Available data:
┄┄┄┄┄┄┄┄┄┄┄┄┄┄┄┄┄┄┄┄
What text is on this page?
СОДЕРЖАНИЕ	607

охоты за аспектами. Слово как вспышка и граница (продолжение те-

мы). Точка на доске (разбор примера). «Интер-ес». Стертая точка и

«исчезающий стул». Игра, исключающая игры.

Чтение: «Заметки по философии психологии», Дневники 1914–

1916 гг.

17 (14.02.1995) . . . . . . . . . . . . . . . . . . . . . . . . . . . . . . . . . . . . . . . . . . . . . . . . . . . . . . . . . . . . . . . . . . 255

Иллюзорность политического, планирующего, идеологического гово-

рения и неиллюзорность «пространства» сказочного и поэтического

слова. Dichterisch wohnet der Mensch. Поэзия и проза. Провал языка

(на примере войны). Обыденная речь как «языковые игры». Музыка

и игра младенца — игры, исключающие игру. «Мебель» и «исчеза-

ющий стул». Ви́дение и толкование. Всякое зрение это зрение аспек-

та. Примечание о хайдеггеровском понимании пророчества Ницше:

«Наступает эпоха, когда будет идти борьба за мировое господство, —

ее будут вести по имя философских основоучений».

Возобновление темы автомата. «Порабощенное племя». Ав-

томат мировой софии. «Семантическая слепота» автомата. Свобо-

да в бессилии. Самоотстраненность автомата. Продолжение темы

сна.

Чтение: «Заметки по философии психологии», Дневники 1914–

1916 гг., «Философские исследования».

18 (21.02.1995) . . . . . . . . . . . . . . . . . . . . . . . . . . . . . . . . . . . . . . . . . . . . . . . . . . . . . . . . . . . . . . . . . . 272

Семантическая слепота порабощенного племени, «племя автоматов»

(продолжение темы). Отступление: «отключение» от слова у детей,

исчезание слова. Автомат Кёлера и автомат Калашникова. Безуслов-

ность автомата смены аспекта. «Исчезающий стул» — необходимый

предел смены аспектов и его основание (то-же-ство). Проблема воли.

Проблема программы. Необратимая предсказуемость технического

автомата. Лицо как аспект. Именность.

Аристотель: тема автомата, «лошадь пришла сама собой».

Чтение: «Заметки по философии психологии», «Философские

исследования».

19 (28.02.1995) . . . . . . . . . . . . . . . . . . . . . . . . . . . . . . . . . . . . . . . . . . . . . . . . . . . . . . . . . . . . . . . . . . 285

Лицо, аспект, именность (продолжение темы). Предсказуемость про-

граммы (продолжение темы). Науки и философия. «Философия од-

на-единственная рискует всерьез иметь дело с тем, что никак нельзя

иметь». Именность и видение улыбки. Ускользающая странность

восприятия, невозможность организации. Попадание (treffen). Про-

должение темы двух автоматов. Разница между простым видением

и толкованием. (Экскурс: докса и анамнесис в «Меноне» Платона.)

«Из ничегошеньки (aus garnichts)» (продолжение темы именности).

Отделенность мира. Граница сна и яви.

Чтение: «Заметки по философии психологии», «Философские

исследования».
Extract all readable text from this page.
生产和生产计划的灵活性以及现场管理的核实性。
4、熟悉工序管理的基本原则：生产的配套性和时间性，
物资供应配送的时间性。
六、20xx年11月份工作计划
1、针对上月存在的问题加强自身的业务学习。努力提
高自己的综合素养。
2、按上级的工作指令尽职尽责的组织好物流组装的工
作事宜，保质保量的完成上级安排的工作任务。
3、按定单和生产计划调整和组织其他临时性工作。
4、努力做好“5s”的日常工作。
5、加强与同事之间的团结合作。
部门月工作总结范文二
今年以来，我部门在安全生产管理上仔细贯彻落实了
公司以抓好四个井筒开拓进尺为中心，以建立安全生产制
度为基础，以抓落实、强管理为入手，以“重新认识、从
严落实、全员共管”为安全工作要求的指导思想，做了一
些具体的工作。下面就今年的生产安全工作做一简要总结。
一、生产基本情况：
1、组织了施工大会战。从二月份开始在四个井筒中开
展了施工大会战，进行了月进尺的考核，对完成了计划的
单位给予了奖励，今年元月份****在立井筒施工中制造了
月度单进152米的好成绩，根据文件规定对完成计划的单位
┄┄┄┄┄┄┄┄┄┄┄┄┄┄┄┄┄┄┄┄
Aim of the task: Report how many lines of the preceding records include "Лицо". Output the number only.

Correct response: 2